== Written exercise ==
Find the lines containing "السيوطي" and say how many there are, with no other words.
□ □ □ □ □
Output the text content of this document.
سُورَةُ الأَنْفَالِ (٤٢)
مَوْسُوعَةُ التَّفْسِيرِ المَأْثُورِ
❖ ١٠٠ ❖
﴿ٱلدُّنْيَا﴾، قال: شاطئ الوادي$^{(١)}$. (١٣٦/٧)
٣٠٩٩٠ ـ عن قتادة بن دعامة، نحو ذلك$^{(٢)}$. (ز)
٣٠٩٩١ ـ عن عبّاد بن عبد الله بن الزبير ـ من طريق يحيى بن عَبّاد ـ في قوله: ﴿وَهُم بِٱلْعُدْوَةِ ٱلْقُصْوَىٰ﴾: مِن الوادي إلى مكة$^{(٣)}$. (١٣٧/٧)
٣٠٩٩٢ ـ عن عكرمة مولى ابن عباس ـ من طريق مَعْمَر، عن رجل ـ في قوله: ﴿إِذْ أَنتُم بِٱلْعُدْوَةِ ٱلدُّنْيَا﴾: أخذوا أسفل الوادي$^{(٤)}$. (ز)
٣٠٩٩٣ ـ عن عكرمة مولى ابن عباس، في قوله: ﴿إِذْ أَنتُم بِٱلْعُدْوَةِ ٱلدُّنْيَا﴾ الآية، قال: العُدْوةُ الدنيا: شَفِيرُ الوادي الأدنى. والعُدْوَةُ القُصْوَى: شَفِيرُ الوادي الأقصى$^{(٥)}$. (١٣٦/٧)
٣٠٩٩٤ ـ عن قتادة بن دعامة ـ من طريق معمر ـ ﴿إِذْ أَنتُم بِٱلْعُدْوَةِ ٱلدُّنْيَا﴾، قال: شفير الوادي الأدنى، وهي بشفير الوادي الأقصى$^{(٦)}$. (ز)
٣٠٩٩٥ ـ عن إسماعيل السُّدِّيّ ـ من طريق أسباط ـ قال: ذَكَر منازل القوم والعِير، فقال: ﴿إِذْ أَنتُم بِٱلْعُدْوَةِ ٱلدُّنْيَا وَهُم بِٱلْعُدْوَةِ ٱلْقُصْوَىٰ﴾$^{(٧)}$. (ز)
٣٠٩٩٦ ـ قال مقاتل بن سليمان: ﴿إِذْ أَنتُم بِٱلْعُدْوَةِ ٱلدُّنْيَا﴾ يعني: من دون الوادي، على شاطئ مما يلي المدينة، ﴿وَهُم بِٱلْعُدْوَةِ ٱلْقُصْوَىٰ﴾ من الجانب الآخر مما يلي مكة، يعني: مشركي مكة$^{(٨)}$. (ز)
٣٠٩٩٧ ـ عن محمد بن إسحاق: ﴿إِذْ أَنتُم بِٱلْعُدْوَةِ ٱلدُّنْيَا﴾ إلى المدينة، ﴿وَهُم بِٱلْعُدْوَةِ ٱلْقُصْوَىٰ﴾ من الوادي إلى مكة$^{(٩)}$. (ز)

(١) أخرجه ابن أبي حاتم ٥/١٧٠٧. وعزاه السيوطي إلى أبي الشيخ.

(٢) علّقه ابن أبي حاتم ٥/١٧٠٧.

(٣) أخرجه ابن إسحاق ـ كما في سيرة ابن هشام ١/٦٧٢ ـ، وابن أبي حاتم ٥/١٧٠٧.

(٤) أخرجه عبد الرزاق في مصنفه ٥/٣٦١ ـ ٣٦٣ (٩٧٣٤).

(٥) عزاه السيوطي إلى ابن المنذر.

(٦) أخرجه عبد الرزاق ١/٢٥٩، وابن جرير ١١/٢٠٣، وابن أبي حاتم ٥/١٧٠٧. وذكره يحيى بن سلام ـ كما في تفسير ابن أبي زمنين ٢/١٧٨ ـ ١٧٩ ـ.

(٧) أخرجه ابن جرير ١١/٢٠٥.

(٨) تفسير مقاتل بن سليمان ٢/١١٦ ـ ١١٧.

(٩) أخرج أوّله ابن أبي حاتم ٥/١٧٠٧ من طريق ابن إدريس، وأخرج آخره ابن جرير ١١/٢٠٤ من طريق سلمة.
□ □ □ □ □
== Result of the exercise ==
2